• _TO BE DONE_
Find how many lines of the listing below include the word "JSON", then report the number by itself.

• _TASK DATA_

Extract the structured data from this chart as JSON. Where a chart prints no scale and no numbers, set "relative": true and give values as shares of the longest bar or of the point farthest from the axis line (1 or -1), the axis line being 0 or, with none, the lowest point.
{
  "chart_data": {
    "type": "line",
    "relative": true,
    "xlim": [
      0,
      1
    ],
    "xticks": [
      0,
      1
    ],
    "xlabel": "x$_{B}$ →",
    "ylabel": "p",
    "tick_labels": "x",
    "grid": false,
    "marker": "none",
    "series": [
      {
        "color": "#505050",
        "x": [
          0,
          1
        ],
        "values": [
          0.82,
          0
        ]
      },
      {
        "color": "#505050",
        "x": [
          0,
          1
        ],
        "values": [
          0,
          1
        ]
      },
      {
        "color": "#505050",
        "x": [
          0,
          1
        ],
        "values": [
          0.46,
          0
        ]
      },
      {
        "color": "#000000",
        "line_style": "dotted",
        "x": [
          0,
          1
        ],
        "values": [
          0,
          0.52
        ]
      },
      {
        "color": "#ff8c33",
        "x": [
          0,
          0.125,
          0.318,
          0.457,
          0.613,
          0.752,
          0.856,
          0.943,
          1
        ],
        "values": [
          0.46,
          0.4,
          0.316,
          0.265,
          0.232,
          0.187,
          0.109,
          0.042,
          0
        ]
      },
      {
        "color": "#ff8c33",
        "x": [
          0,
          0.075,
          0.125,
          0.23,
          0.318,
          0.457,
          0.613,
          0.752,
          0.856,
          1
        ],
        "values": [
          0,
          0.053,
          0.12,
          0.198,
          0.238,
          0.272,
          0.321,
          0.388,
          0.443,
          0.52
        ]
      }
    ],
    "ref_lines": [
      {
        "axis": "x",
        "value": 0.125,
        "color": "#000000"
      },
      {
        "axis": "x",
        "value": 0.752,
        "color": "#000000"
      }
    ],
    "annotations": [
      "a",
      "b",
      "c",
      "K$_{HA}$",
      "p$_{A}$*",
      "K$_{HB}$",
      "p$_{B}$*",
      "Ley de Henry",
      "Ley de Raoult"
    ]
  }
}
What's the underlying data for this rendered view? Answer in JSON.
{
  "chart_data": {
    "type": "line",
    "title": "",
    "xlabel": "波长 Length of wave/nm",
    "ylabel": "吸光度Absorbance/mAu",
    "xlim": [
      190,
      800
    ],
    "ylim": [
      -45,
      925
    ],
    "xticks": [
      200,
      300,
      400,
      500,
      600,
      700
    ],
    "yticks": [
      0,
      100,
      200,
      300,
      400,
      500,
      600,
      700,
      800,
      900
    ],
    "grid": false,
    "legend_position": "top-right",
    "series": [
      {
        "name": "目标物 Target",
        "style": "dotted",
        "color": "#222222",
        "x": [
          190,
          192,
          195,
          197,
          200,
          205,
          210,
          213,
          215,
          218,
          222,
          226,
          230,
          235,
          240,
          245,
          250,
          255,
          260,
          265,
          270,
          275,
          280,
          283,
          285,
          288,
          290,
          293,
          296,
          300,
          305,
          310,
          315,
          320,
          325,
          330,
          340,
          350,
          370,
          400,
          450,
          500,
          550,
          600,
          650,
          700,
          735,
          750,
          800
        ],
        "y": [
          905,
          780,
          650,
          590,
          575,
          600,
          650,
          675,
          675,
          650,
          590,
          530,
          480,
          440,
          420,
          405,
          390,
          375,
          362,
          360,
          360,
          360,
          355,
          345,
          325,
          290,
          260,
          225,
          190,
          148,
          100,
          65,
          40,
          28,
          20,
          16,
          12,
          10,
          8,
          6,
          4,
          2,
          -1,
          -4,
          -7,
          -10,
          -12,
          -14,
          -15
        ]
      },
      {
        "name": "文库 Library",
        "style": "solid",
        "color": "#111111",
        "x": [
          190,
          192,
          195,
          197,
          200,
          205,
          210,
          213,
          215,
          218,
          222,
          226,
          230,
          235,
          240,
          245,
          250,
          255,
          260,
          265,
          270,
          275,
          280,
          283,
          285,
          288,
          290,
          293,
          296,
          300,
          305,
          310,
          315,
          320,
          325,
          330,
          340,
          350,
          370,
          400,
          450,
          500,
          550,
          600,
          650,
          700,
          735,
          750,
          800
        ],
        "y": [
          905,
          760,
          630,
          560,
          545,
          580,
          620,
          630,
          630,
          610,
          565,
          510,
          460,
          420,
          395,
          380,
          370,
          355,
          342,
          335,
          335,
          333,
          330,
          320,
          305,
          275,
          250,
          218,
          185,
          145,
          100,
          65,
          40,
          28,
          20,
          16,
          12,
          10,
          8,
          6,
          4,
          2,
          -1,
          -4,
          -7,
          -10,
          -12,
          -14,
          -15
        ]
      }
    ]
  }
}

• _ANSWER TO THIS EXERCISE_
2